Items from a figure collection
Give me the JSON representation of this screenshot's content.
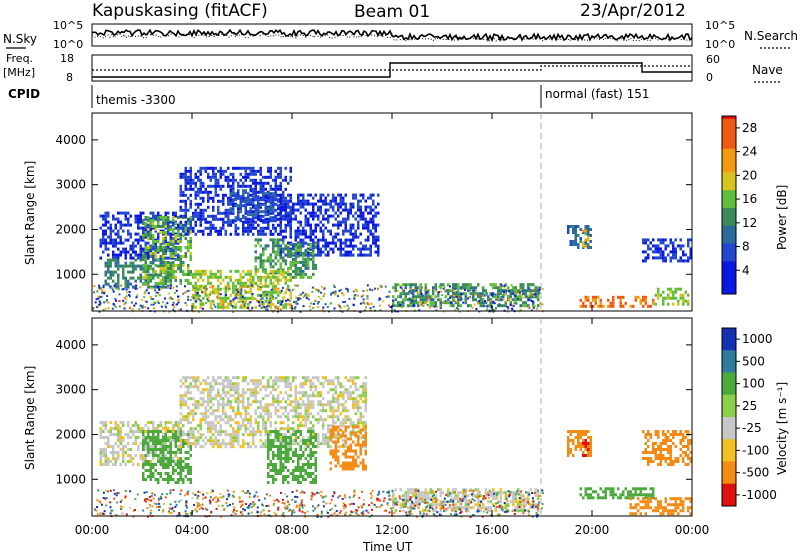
{
  "header": {
    "station": "Kapuskasing (fitACF)",
    "beam": "Beam 01",
    "date": "23/Apr/2012"
  },
  "summary": {
    "left_top_label": "N.Sky",
    "left_top_ticks": [
      "10^5",
      "10^0"
    ],
    "right_top_label": "N.Search",
    "right_top_ticks": [
      "10^5",
      "10^0"
    ],
    "freq_label_1": "Freq.",
    "freq_label_2": "[MHz]",
    "freq_ticks": [
      "18",
      "8"
    ],
    "nave_label": "Nave",
    "nave_ticks": [
      "60",
      "0"
    ],
    "cpid_label": "CPID",
    "cpid_left": "themis -3300",
    "cpid_right": "normal (fast) 151"
  },
  "axes": {
    "xlabel": "Time UT",
    "xticks": [
      "00:00",
      "04:00",
      "08:00",
      "12:00",
      "16:00",
      "20:00",
      "00:00"
    ],
    "ylabel": "Slant Range [km]",
    "yticks": [
      "1000",
      "2000",
      "3000",
      "4000"
    ]
  },
  "colorbars": {
    "power_label": "Power [dB]",
    "power_ticks": [
      "28",
      "24",
      "20",
      "16",
      "12",
      "8",
      "4"
    ],
    "velocity_label": "Velocity [m s⁻¹]",
    "velocity_ticks": [
      "1000",
      "500",
      "100",
      "25",
      "-25",
      "-100",
      "-500",
      "-1000"
    ]
  },
  "chart_data": [
    {
      "type": "heatmap",
      "title": "Power",
      "xlabel": "Time UT",
      "ylabel": "Slant Range [km]",
      "x_range_hours": [
        0,
        24
      ],
      "y_range_km": [
        180,
        4600
      ],
      "colorbar": {
        "label": "Power [dB]",
        "range": [
          0,
          30
        ],
        "ticks": [
          4,
          8,
          12,
          16,
          20,
          24,
          28
        ]
      },
      "regions": [
        {
          "t": [
            0.3,
            3.5
          ],
          "r": [
            1350,
            2400
          ],
          "value": 6
        },
        {
          "t": [
            0.5,
            3.2
          ],
          "r": [
            700,
            1350
          ],
          "value": 12
        },
        {
          "t": [
            2.0,
            4.0
          ],
          "r": [
            800,
            2300
          ],
          "value": 16
        },
        {
          "t": [
            3.5,
            8.0
          ],
          "r": [
            1900,
            3400
          ],
          "value": 6
        },
        {
          "t": [
            5.5,
            7.5
          ],
          "r": [
            2200,
            2900
          ],
          "value": 8
        },
        {
          "t": [
            7.5,
            11.5
          ],
          "r": [
            1400,
            2800
          ],
          "value": 6
        },
        {
          "t": [
            6.5,
            7.8
          ],
          "r": [
            1000,
            1800
          ],
          "value": 14
        },
        {
          "t": [
            7.8,
            9.0
          ],
          "r": [
            900,
            1700
          ],
          "value": 14
        },
        {
          "t": [
            4.0,
            8.0
          ],
          "r": [
            250,
            1100
          ],
          "value": 18
        },
        {
          "t": [
            12.0,
            17.9
          ],
          "r": [
            300,
            800
          ],
          "value": 14
        },
        {
          "t": [
            19.0,
            20.0
          ],
          "r": [
            1600,
            2100
          ],
          "value": 10
        },
        {
          "t": [
            19.6,
            19.9
          ],
          "r": [
            1600,
            2000
          ],
          "value": 20
        },
        {
          "t": [
            19.5,
            22.5
          ],
          "r": [
            300,
            520
          ],
          "value": 26
        },
        {
          "t": [
            22.0,
            24.0
          ],
          "r": [
            1300,
            1800
          ],
          "value": 6
        },
        {
          "t": [
            22.5,
            24.0
          ],
          "r": [
            350,
            700
          ],
          "value": 18
        }
      ]
    },
    {
      "type": "heatmap",
      "title": "Velocity",
      "xlabel": "Time UT",
      "ylabel": "Slant Range [km]",
      "x_range_hours": [
        0,
        24
      ],
      "y_range_km": [
        180,
        4600
      ],
      "colorbar": {
        "label": "Velocity [m s⁻¹]",
        "range": [
          -1000,
          1000
        ],
        "ticks": [
          1000,
          500,
          100,
          25,
          -25,
          -100,
          -500,
          -1000
        ]
      },
      "regions": [
        {
          "t": [
            0.3,
            3.5
          ],
          "r": [
            1300,
            2300
          ],
          "value": 0
        },
        {
          "t": [
            2.0,
            4.0
          ],
          "r": [
            900,
            2100
          ],
          "value": 200
        },
        {
          "t": [
            3.5,
            11.0
          ],
          "r": [
            1700,
            3300
          ],
          "value": 0
        },
        {
          "t": [
            7.0,
            9.0
          ],
          "r": [
            900,
            2100
          ],
          "value": 250
        },
        {
          "t": [
            9.5,
            11.0
          ],
          "r": [
            1200,
            2200
          ],
          "value": -150
        },
        {
          "t": [
            12.0,
            17.9
          ],
          "r": [
            300,
            800
          ],
          "value": 0
        },
        {
          "t": [
            19.0,
            20.0
          ],
          "r": [
            1500,
            2100
          ],
          "value": -400
        },
        {
          "t": [
            19.6,
            19.9
          ],
          "r": [
            1500,
            1900
          ],
          "value": -900
        },
        {
          "t": [
            19.5,
            22.5
          ],
          "r": [
            580,
            820
          ],
          "value": 200
        },
        {
          "t": [
            21.5,
            24.0
          ],
          "r": [
            250,
            600
          ],
          "value": -300
        },
        {
          "t": [
            22.0,
            24.0
          ],
          "r": [
            1300,
            2100
          ],
          "value": -150
        }
      ]
    }
  ]
}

▸ **Aim**
In your copy, repeat each record exactly and include no pictures.

▸ **Complete response**
Give me the JSON representation of this screenshot's content.
{
  "header": {
    "station": "Kapuskasing (fitACF)",
    "beam": "Beam 01",
    "date": "23/Apr/2012"
  },
  "summary": {
    "left_top_label": "N.Sky",
    "left_top_ticks": [
      "10^5",
      "10^0"
    ],
    "right_top_label": "N.Search",
    "right_top_ticks": [
      "10^5",
      "10^0"
    ],
    "freq_label_1": "Freq.",
    "freq_label_2": "[MHz]",
    "freq_ticks": [
      "18",
      "8"
    ],
    "nave_label": "Nave",
    "nave_ticks": [
      "60",
      "0"
    ],
    "cpid_label": "CPID",
    "cpid_left": "themis -3300",
    "cpid_right": "normal (fast) 151"
  },
  "axes": {
    "xlabel": "Time UT",
    "xticks": [
      "00:00",
      "04:00",
      "08:00",
      "12:00",
      "16:00",
      "20:00",
      "00:00"
    ],
    "ylabel": "Slant Range [km]",
    "yticks": [
      "1000",
      "2000",
      "3000",
      "4000"
    ]
  },
  "colorbars": {
    "power_label": "Power [dB]",
    "power_ticks": [
      "28",
      "24",
      "20",
      "16",
      "12",
      "8",
      "4"
    ],
    "velocity_label": "Velocity [m s⁻¹]",
    "velocity_ticks": [
      "1000",
      "500",
      "100",
      "25",
      "-25",
      "-100",
      "-500",
      "-1000"
    ]
  },
  "chart_data": [
    {
      "type": "heatmap",
      "title": "Power",
      "xlabel": "Time UT",
      "ylabel": "Slant Range [km]",
      "x_range_hours": [
        0,
        24
      ],
      "y_range_km": [
        180,
        4600
      ],
      "colorbar": {
        "label": "Power [dB]",
        "range": [
          0,
          30
        ],
        "ticks": [
          4,
          8,
          12,
          16,
          20,
          24,
          28
        ]
      },
      "regions": [
        {
          "t": [
            0.3,
            3.5
          ],
          "r": [
            1350,
            2400
          ],
          "value": 6
        },
        {
          "t": [
            0.5,
            3.2
          ],
          "r": [
            700,
            1350
          ],
          "value": 12
        },
        {
          "t": [
            2.0,
            4.0
          ],
          "r": [
            800,
            2300
          ],
          "value": 16
        },
        {
          "t": [
            3.5,
            8.0
          ],
          "r": [
            1900,
            3400
          ],
          "value": 6
        },
        {
          "t": [
            5.5,
            7.5
          ],
          "r": [
            2200,
            2900
          ],
          "value": 8
        },
        {
          "t": [
            7.5,
            11.5
          ],
          "r": [
            1400,
            2800
          ],
          "value": 6
        },
        {
          "t": [
            6.5,
            7.8
          ],
          "r": [
            1000,
            1800
          ],
          "value": 14
        },
        {
          "t": [
            7.8,
            9.0
          ],
          "r": [
            900,
            1700
          ],
          "value": 14
        },
        {
          "t": [
            4.0,
            8.0
          ],
          "r": [
            250,
            1100
          ],
          "value": 18
        },
        {
          "t": [
            12.0,
            17.9
          ],
          "r": [
            300,
            800
          ],
          "value": 14
        },
        {
          "t": [
            19.0,
            20.0
          ],
          "r": [
            1600,
            2100
          ],
          "value": 10
        },
        {
          "t": [
            19.6,
            19.9
          ],
          "r": [
            1600,
            2000
          ],
          "value": 20
        },
        {
          "t": [
            19.5,
            22.5
          ],
          "r": [
            300,
            520
          ],
          "value": 26
        },
        {
          "t": [
            22.0,
            24.0
          ],
          "r": [
            1300,
            1800
          ],
          "value": 6
        },
        {
          "t": [
            22.5,
            24.0
          ],
          "r": [
            350,
            700
          ],
          "value": 18
        }
      ]
    },
    {
      "type": "heatmap",
      "title": "Velocity",
      "xlabel": "Time UT",
      "ylabel": "Slant Range [km]",
      "x_range_hours": [
        0,
        24
      ],
      "y_range_km": [
        180,
        4600
      ],
      "colorbar": {
        "label": "Velocity [m s⁻¹]",
        "range": [
          -1000,
          1000
        ],
        "ticks": [
          1000,
          500,
          100,
          25,
          -25,
          -100,
          -500,
          -1000
        ]
      },
      "regions": [
        {
          "t": [
            0.3,
            3.5
          ],
          "r": [
            1300,
            2300
          ],
          "value": 0
        },
        {
          "t": [
            2.0,
            4.0
          ],
          "r": [
            900,
            2100
          ],
          "value": 200
        },
        {
          "t": [
            3.5,
            11.0
          ],
          "r": [
            1700,
            3300
          ],
          "value": 0
        },
        {
          "t": [
            7.0,
            9.0
          ],
          "r": [
            900,
            2100
          ],
          "value": 250
        },
        {
          "t": [
            9.5,
            11.0
          ],
          "r": [
            1200,
            2200
          ],
          "value": -150
        },
        {
          "t": [
            12.0,
            17.9
          ],
          "r": [
            300,
            800
          ],
          "value": 0
        },
        {
          "t": [
            19.0,
            20.0
          ],
          "r": [
            1500,
            2100
          ],
          "value": -400
        },
        {
          "t": [
            19.6,
            19.9
          ],
          "r": [
            1500,
            1900
          ],
          "value": -900
        },
        {
          "t": [
            19.5,
            22.5
          ],
          "r": [
            580,
            820
          ],
          "value": 200
        },
        {
          "t": [
            21.5,
            24.0
          ],
          "r": [
            250,
            600
          ],
          "value": -300
        },
        {
          "t": [
            22.0,
            24.0
          ],
          "r": [
            1300,
            2100
          ],
          "value": -150
        }
      ]
    }
  ]
}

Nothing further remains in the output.